* JOB *
Only the number is wanted: how many lines of the data contain "What"?

* SOURCE DATA *
((
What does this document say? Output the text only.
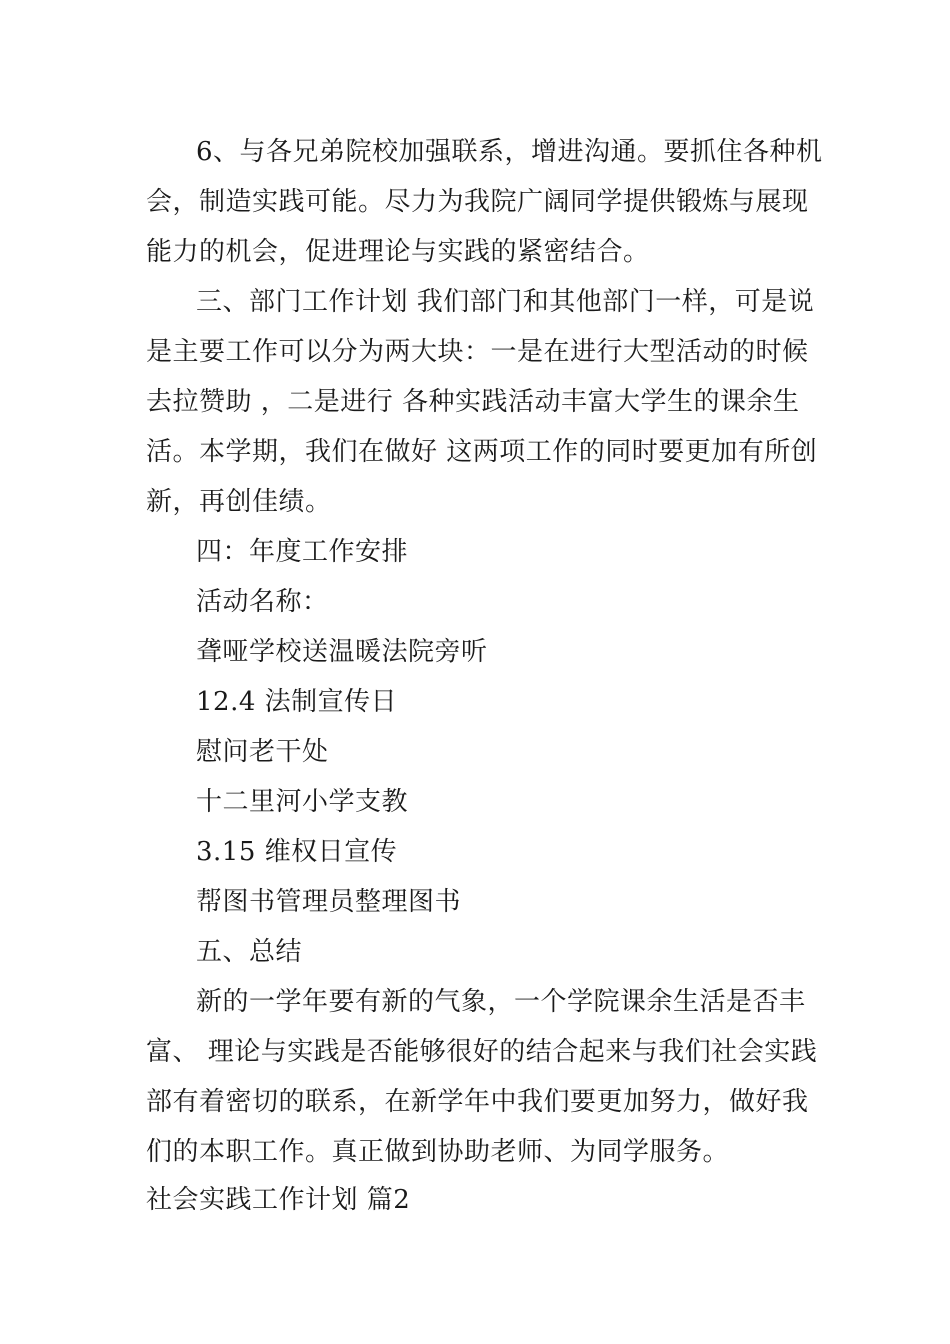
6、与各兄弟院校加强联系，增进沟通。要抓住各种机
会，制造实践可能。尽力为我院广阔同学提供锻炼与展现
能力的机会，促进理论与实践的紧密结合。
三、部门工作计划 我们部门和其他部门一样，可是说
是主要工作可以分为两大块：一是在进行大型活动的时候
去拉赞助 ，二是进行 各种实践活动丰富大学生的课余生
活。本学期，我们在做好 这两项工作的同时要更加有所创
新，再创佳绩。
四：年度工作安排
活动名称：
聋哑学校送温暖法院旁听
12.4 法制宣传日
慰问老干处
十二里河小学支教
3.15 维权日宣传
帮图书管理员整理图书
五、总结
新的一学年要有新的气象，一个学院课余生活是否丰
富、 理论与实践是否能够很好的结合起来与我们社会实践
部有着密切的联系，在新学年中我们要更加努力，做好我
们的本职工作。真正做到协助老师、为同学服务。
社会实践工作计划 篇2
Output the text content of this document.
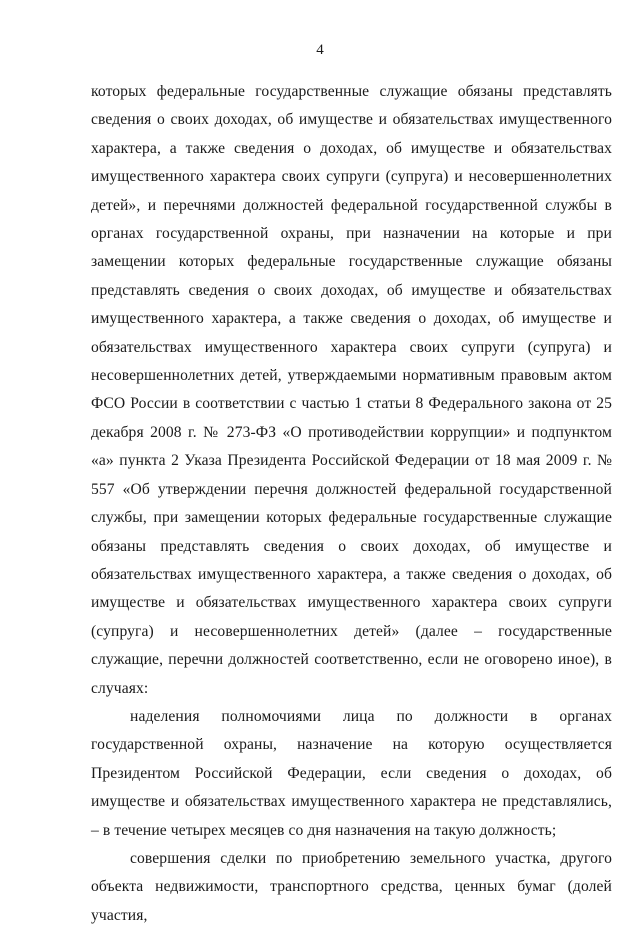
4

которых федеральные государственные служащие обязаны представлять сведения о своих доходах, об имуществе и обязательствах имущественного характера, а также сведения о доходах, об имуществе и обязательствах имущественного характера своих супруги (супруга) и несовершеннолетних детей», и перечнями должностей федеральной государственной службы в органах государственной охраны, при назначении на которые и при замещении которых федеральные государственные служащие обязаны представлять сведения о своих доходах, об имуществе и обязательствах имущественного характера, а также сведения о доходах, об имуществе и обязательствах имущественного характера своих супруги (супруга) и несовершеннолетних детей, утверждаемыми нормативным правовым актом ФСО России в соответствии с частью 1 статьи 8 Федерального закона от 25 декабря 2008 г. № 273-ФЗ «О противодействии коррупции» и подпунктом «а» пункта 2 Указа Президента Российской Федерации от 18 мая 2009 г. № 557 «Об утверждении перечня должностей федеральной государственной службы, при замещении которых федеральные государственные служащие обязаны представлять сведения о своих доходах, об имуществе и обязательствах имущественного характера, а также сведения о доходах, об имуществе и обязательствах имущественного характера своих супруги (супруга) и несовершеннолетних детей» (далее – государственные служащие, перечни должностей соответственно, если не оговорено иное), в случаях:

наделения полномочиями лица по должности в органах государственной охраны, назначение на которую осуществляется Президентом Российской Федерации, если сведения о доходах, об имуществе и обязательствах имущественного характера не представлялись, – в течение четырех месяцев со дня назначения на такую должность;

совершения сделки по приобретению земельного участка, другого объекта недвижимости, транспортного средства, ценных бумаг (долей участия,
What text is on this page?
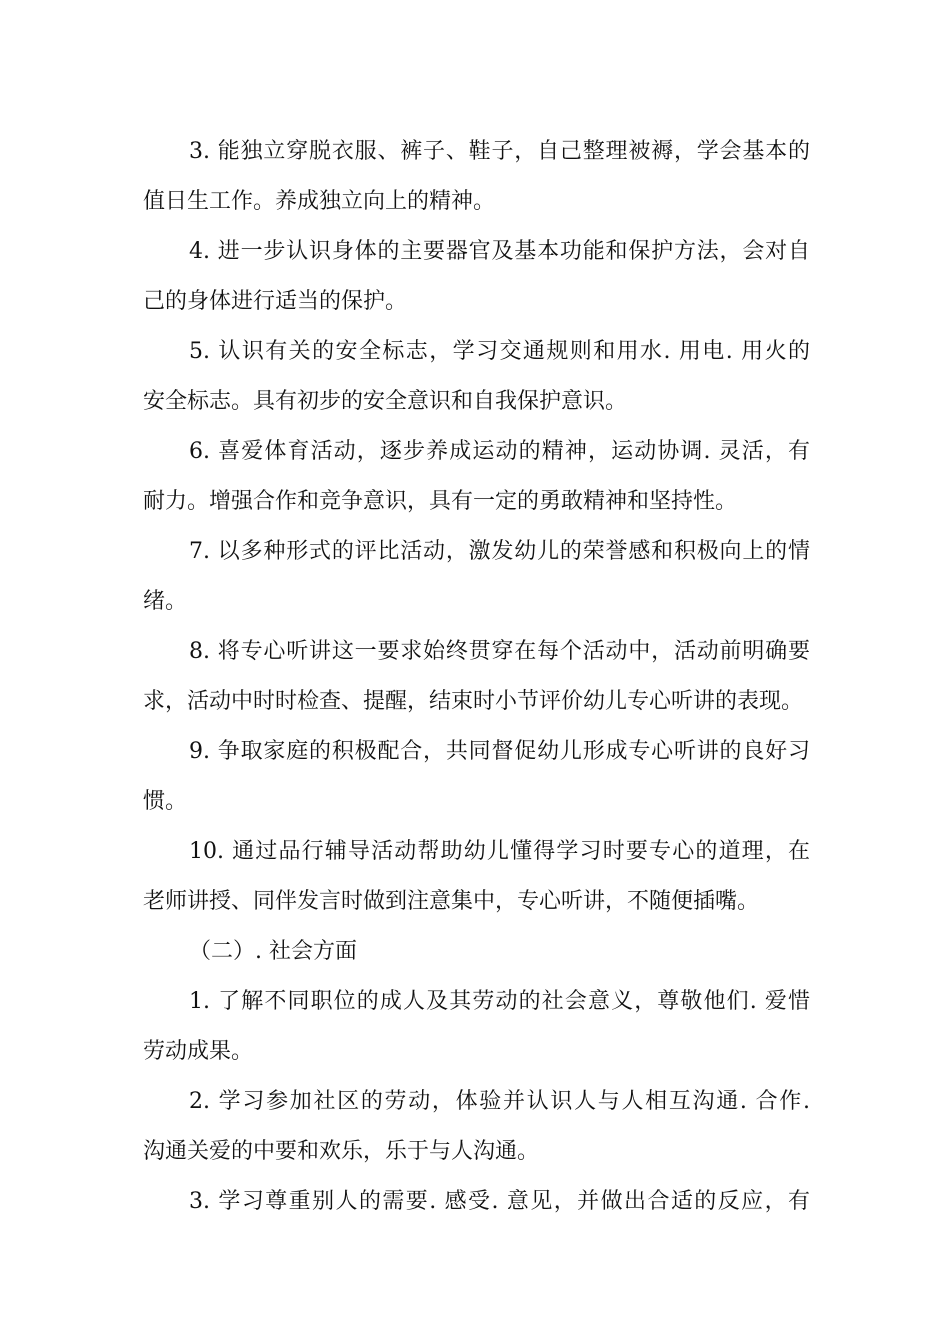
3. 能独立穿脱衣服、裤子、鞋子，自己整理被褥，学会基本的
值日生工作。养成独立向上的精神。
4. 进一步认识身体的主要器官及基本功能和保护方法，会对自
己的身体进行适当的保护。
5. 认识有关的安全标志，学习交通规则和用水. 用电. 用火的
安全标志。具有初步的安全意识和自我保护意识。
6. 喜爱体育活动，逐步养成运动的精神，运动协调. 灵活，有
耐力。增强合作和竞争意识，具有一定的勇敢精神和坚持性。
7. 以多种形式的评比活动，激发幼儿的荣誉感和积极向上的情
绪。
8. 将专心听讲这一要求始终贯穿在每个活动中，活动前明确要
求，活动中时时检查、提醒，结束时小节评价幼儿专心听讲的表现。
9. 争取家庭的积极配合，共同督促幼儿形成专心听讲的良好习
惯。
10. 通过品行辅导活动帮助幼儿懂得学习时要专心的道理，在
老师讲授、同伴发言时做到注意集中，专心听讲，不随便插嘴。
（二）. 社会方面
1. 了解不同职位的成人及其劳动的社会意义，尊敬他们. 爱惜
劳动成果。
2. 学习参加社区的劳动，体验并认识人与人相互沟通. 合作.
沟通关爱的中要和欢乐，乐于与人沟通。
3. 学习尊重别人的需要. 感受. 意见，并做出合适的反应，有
))
((
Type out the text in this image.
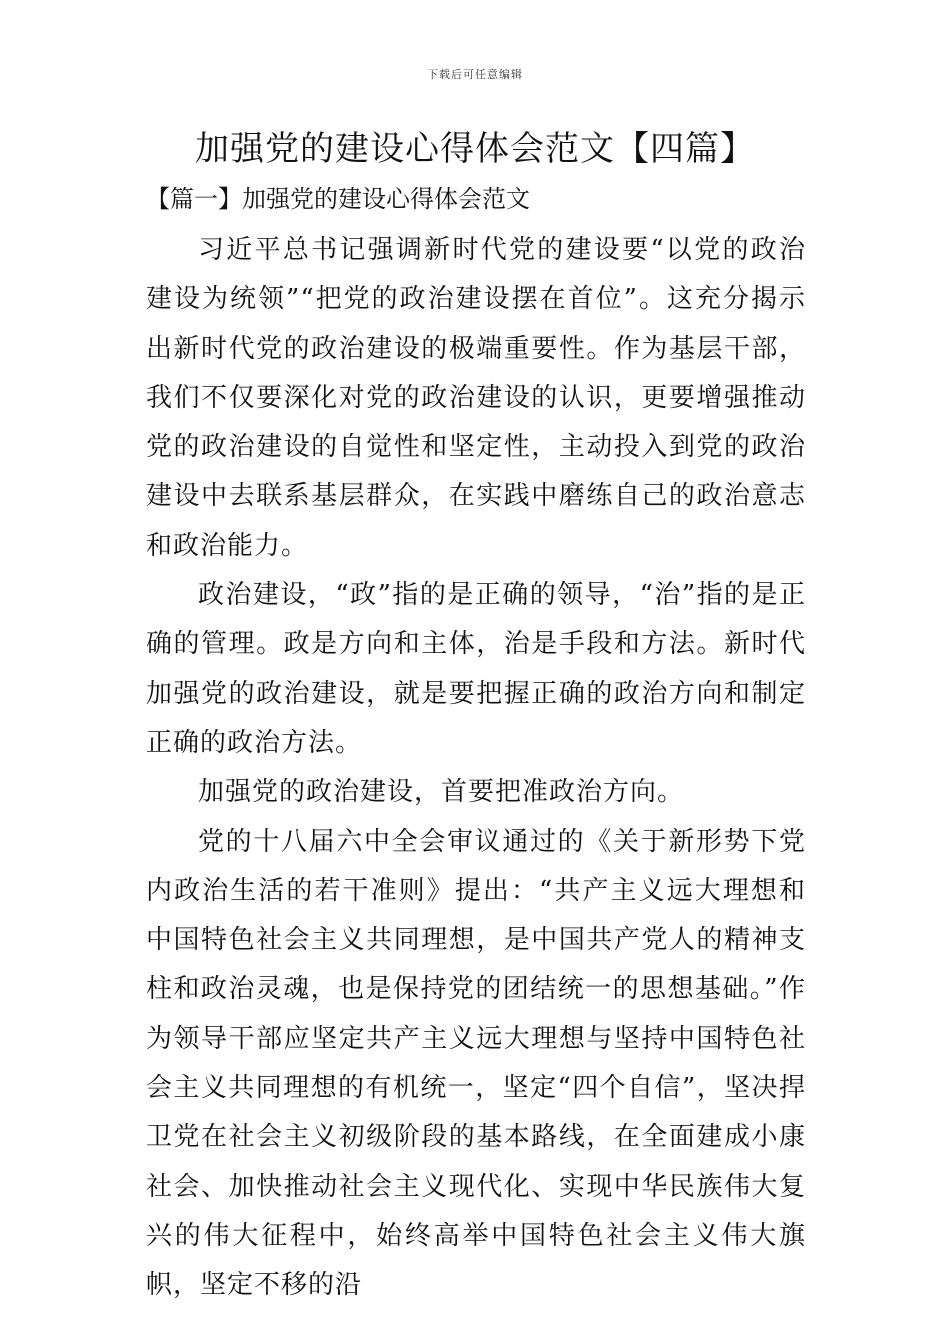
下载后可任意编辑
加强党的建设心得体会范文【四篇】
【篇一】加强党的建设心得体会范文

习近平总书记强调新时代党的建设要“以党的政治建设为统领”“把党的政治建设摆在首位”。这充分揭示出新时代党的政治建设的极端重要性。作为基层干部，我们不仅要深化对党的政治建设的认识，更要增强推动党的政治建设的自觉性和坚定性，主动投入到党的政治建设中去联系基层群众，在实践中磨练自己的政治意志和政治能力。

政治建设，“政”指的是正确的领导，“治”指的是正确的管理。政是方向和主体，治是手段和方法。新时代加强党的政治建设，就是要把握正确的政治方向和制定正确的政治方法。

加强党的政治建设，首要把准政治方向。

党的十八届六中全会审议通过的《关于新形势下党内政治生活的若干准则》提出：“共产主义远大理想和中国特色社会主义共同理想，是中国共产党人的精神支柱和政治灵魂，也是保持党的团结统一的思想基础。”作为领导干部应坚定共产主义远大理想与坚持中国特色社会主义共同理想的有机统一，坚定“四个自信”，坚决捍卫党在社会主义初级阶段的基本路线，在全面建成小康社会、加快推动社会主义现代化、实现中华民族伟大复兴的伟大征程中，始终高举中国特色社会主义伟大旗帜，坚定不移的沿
))
* RESPONSE *
2